Required task: Every entry below should be repeated exactly; the pictures should not.

Given entries:
++++++++

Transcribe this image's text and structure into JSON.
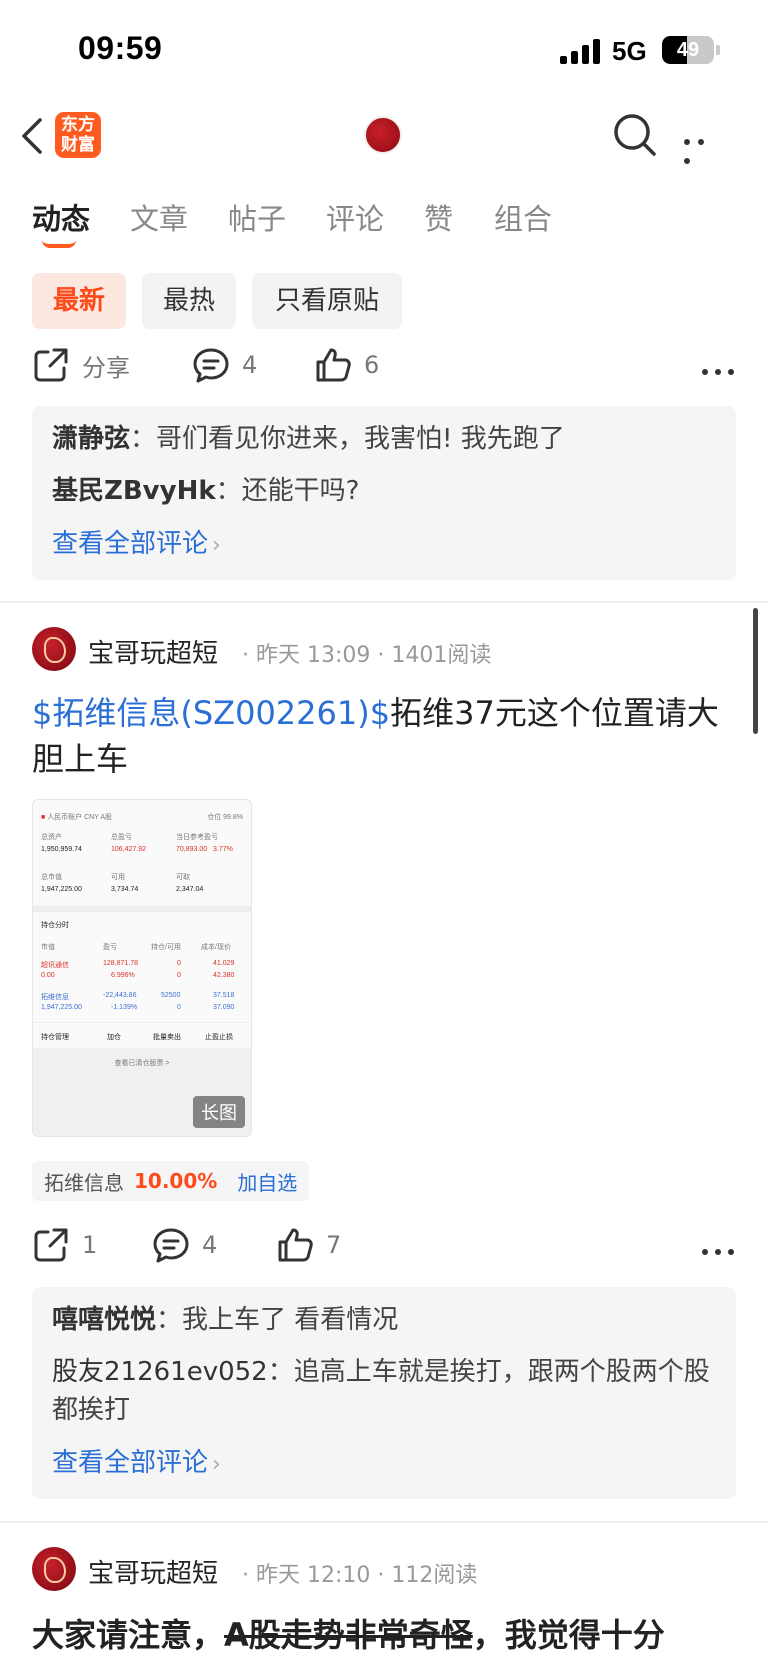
{
  "status": {
    "time": "09:59",
    "network": "5G",
    "battery": "49",
    "battery_level": 0.49
  },
  "nav": {
    "logo_line1": "东方",
    "logo_line2": "财富"
  },
  "tabs": [
    {
      "label": "动态"
    },
    {
      "label": "文章"
    },
    {
      "label": "帖子"
    },
    {
      "label": "评论"
    },
    {
      "label": "赞"
    },
    {
      "label": "组合"
    }
  ],
  "filters": [
    {
      "label": "最新"
    },
    {
      "label": "最热"
    },
    {
      "label": "只看原贴"
    }
  ],
  "post1": {
    "share_label": "分享",
    "comment_count": "4",
    "like_count": "6",
    "comments": [
      {
        "author": "潇静弦",
        "sep": "：",
        "text": "哥们看见你进来，我害怕! 我先跑了"
      },
      {
        "author": "基民ZBvyHk",
        "sep": "：",
        "text": "还能干吗?"
      }
    ],
    "view_all": "查看全部评论"
  },
  "post2": {
    "author": "宝哥玩超短",
    "meta_dot": "·",
    "time": "昨天 13:09",
    "reads": "1401阅读",
    "title_link": "$拓维信息(SZ002261)$",
    "title_text": "拓维37元这个位置请大胆上车",
    "image_badge": "长图",
    "screenshot": {
      "header": "人民币账户 CNY A股",
      "position": "仓位 99.8%",
      "total_assets_label": "总资产",
      "total_pnl_label": "总盈亏",
      "daily_pnl_label": "当日参考盈亏",
      "total_assets": "1,950,959.74",
      "total_pnl": "106,427.92",
      "daily_pnl": "70,893.00",
      "daily_pct": "3.77%",
      "market_value_label": "总市值",
      "available_label": "可用",
      "withdrawable_label": "可取",
      "market_value": "1,947,225.00",
      "available": "3,734.74",
      "withdrawable": "2,347.04",
      "section": "持仓分时",
      "col1": "市值",
      "col2": "盈亏",
      "col3": "持仓/可用",
      "col4": "成本/现价",
      "row1_name": "超讯通信",
      "row1_pnl": "128,871.78",
      "row1_qty": "0",
      "row1_price": "41.029",
      "row1_mv": "0.00",
      "row1_pct": "6.996%",
      "row1_avail": "0",
      "row1_now": "42.380",
      "row2_name": "拓维信息",
      "row2_pnl": "-22,443.86",
      "row2_qty": "52500",
      "row2_price": "37.518",
      "row2_mv": "1,947,225.00",
      "row2_pct": "-1.139%",
      "row2_avail": "0",
      "row2_now": "37.090",
      "btn1": "持仓管理",
      "btn2": "加仓",
      "btn3": "批量卖出",
      "btn4": "止盈止损",
      "footer": "查看已清仓股票 >"
    },
    "stock_tag": {
      "name": "拓维信息",
      "change": "10.00%",
      "add": "加自选"
    },
    "share_count": "1",
    "comment_count": "4",
    "like_count": "7",
    "comments": [
      {
        "author": "嘻嘻悦悦",
        "sep": "：",
        "text": "我上车了 看看情况"
      },
      {
        "author": "股友21261ev052",
        "sep": "：",
        "text": "追高上车就是挨打，跟两个股两个股都挨打"
      }
    ],
    "view_all": "查看全部评论"
  },
  "post3": {
    "author": "宝哥玩超短",
    "meta_dot": "·",
    "time": "昨天 12:10",
    "reads": "112阅读",
    "title_a": "大家请注意，",
    "title_strike": "A股走势非常奇怪",
    "title_b": "，我觉得十分"
  },
  "colors": {
    "accent": "#ff5a1f",
    "link": "#2a6fd6",
    "rise": "#ff4a1a"
  }
}
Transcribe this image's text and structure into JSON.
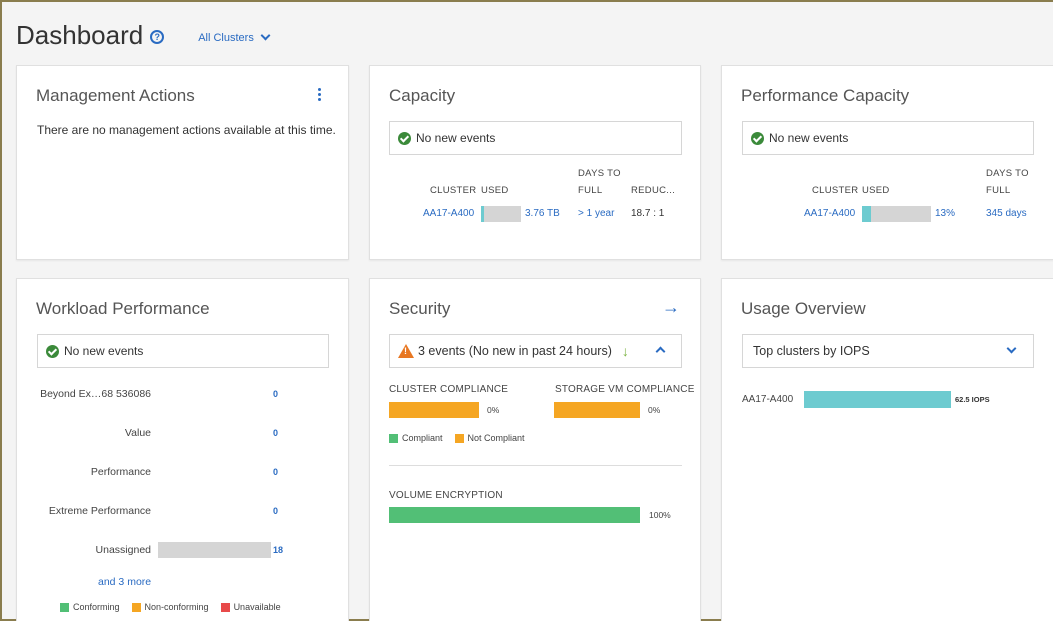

++++++++

The response:
Transcribe this image's text and structure into JSON.
{
  "status": {
    "time": "09:59",
    "network": "5G",
    "battery": "49",
    "battery_level": 0.49
  },
  "nav": {
    "logo_line1": "东方",
    "logo_line2": "财富"
  },
  "tabs": [
    {
      "label": "动态"
    },
    {
      "label": "文章"
    },
    {
      "label": "帖子"
    },
    {
      "label": "评论"
    },
    {
      "label": "赞"
    },
    {
      "label": "组合"
    }
  ],
  "filters": [
    {
      "label": "最新"
    },
    {
      "label": "最热"
    },
    {
      "label": "只看原贴"
    }
  ],
  "post1": {
    "share_label": "分享",
    "comment_count": "4",
    "like_count": "6",
    "comments": [
      {
        "author": "潇静弦",
        "sep": "：",
        "text": "哥们看见你进来，我害怕! 我先跑了"
      },
      {
        "author": "基民ZBvyHk",
        "sep": "：",
        "text": "还能干吗?"
      }
    ],
    "view_all": "查看全部评论"
  },
  "post2": {
    "author": "宝哥玩超短",
    "meta_dot": "·",
    "time": "昨天 13:09",
    "reads": "1401阅读",
    "title_link": "$拓维信息(SZ002261)$",
    "title_text": "拓维37元这个位置请大胆上车",
    "image_badge": "长图",
    "screenshot": {
      "header": "人民币账户 CNY A股",
      "position": "仓位 99.8%",
      "total_assets_label": "总资产",
      "total_pnl_label": "总盈亏",
      "daily_pnl_label": "当日参考盈亏",
      "total_assets": "1,950,959.74",
      "total_pnl": "106,427.92",
      "daily_pnl": "70,893.00",
      "daily_pct": "3.77%",
      "market_value_label": "总市值",
      "available_label": "可用",
      "withdrawable_label": "可取",
      "market_value": "1,947,225.00",
      "available": "3,734.74",
      "withdrawable": "2,347.04",
      "section": "持仓分时",
      "col1": "市值",
      "col2": "盈亏",
      "col3": "持仓/可用",
      "col4": "成本/现价",
      "row1_name": "超讯通信",
      "row1_pnl": "128,871.78",
      "row1_qty": "0",
      "row1_price": "41.029",
      "row1_mv": "0.00",
      "row1_pct": "6.996%",
      "row1_avail": "0",
      "row1_now": "42.380",
      "row2_name": "拓维信息",
      "row2_pnl": "-22,443.86",
      "row2_qty": "52500",
      "row2_price": "37.518",
      "row2_mv": "1,947,225.00",
      "row2_pct": "-1.139%",
      "row2_avail": "0",
      "row2_now": "37.090",
      "btn1": "持仓管理",
      "btn2": "加仓",
      "btn3": "批量卖出",
      "btn4": "止盈止损",
      "footer": "查看已清仓股票 >"
    },
    "stock_tag": {
      "name": "拓维信息",
      "change": "10.00%",
      "add": "加自选"
    },
    "share_count": "1",
    "comment_count": "4",
    "like_count": "7",
    "comments": [
      {
        "author": "嘻嘻悦悦",
        "sep": "：",
        "text": "我上车了 看看情况"
      },
      {
        "author": "股友21261ev052",
        "sep": "：",
        "text": "追高上车就是挨打，跟两个股两个股都挨打"
      }
    ],
    "view_all": "查看全部评论"
  },
  "post3": {
    "author": "宝哥玩超短",
    "meta_dot": "·",
    "time": "昨天 12:10",
    "reads": "112阅读",
    "title_a": "大家请注意，",
    "title_strike": "A股走势非常奇怪",
    "title_b": "，我觉得十分"
  },
  "colors": {
    "accent": "#ff5a1f",
    "link": "#2a6fd6",
    "rise": "#ff4a1a"
  }
}
Transcribe this image's text and structure into JSON.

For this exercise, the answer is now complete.